--- Start of Text block ---
Published on Oct 18 2012 // Columnists

By Brian Rosenzweig of Janvest Technologies—October, 2012

Over the last decade or so, foreign investors looking to Israel for portfolio diversification have been met with limited opportunities. While the venture funds roaming the plains of Tel Aviv and hills of Haifa certainly have had access to attractive opportunities, high fund minimums and long holding periods have made them almost exclusively opportunities for big institutional money. Aside from a few publicly traded Israeli stocks or an Israel-focused ETF, the average accredited investor has been, generally speaking, left out in the cold when it comes to investing in the country’s best pre-IPO innovation. However, that is starting to change.

As the VCs rode the wave of the late 90s internet boom to raise massive funds into the early 2000s, M&A trends in Israel’s tech market have gone through a quiet evolution marked by smaller buyouts of earlier stage businesses. With competition increasing amongst global technology firms, many have lost their appetite for multi-year post merger integrations accompanying large scale acquisitions. Competitive advantages are being fought, not over mature companies in Israel, but over intellectual property and a handful of brilliant minds. Thus, with the growing need to identify and acquire the best technology the fastest, companies like AOL and IBM have turned Israel into the world’s incubator.
--- End of Text block ---
--- Start of Data supplied ---
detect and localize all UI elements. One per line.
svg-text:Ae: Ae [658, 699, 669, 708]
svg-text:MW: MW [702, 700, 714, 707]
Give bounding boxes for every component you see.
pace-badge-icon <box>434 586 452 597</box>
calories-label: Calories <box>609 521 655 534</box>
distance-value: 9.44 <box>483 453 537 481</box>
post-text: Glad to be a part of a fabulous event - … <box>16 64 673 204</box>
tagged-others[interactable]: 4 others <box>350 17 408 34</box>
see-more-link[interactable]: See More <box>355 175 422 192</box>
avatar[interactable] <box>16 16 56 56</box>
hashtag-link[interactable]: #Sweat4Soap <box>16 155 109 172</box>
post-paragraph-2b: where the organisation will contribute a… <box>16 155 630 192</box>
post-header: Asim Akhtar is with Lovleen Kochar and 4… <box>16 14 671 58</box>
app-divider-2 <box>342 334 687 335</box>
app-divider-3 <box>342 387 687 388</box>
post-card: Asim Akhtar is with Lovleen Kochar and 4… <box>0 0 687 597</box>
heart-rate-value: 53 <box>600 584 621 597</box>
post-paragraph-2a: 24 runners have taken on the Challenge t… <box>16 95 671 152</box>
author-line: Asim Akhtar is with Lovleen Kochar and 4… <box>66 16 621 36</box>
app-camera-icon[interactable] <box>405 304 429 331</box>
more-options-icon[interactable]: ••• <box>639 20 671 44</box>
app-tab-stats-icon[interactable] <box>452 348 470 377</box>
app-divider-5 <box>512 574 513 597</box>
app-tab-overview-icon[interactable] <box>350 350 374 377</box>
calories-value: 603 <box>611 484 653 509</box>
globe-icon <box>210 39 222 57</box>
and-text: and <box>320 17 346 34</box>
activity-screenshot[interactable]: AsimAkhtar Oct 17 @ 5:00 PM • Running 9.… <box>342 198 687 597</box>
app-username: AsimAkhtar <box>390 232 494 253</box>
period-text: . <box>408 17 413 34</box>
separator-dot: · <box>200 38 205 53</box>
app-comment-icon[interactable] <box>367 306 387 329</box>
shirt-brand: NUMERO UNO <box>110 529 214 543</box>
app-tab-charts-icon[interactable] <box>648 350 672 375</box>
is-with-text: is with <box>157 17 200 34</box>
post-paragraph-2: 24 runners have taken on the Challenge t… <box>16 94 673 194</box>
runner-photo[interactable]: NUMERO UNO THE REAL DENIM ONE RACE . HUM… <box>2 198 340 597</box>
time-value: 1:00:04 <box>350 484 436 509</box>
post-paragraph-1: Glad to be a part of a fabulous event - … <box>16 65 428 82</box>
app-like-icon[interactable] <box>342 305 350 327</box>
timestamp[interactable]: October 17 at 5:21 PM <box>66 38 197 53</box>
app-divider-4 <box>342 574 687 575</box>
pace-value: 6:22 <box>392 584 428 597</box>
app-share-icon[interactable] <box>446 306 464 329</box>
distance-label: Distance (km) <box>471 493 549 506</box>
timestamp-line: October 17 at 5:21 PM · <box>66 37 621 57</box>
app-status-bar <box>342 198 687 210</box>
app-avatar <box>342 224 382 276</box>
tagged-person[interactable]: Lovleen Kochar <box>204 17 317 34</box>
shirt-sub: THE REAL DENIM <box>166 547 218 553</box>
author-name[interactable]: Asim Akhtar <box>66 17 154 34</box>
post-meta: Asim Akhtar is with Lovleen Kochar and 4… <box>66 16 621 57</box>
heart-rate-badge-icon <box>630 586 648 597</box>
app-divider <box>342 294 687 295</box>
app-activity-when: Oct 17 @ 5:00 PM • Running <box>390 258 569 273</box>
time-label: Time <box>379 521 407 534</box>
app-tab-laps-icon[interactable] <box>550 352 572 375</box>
--- End of Data supplied ---
Task ▸ Continue the column on foreign investment in Israel's early-stage technology companies, picking up after its final sentence.

Answer for this exercise ▸
While “new” tech giants such as Google and Facebook have appeared on the Israeli scene with their proverbial shopping carts, most VC fund managers in Israel still struggle to turn a profit given the continuation of smaller exits. Their new strategy: Invest more money in later stage companies with significant revenues, traction, and big dollar acquisition potential.
With the VCs investing almost solely in growth stage Israeli technologies, in between friends and family money and where the venture funds are now participating at the $3-5M mark, a serious lack of capital has threatened Israel’s vital seed technology pipeline. Recognizing this capital vacuum and the huge potential, Israel’s Angel investment community has, in the last few years, mobilized in a way that it had not previously. Given the lack of capital available to these young startups, valuations have fallen significantly for investors providing them with the ability to negotiate more meaningful equity positions, board control, dilution protections, and much more.

At the same time as Israel’s Angel investors have been digging in to the immense opportunities now presented to them, the aforementioned smaller, shorter-term exits have continued – turning from what some viewed as a trend to what has now become commonplace. Google’s $25M purchase of LabPixies provided quite a nice return to its Angel investors that had put in less than $2M over the course of the company’s four years of operation. Israeli startup Playtika, which had raised roughly $1M from Angels after its founding in 2010, was bought by Harrah’s Entertainment a year later for $85M. You do the math on that one. And even though Tel Aviv-based Face.com went through some larger rounds of funding with almost $6M raised since 2007, a Russian investor and a handful of Israeli Angels made out extremely well when Facebook bought the company for $100M.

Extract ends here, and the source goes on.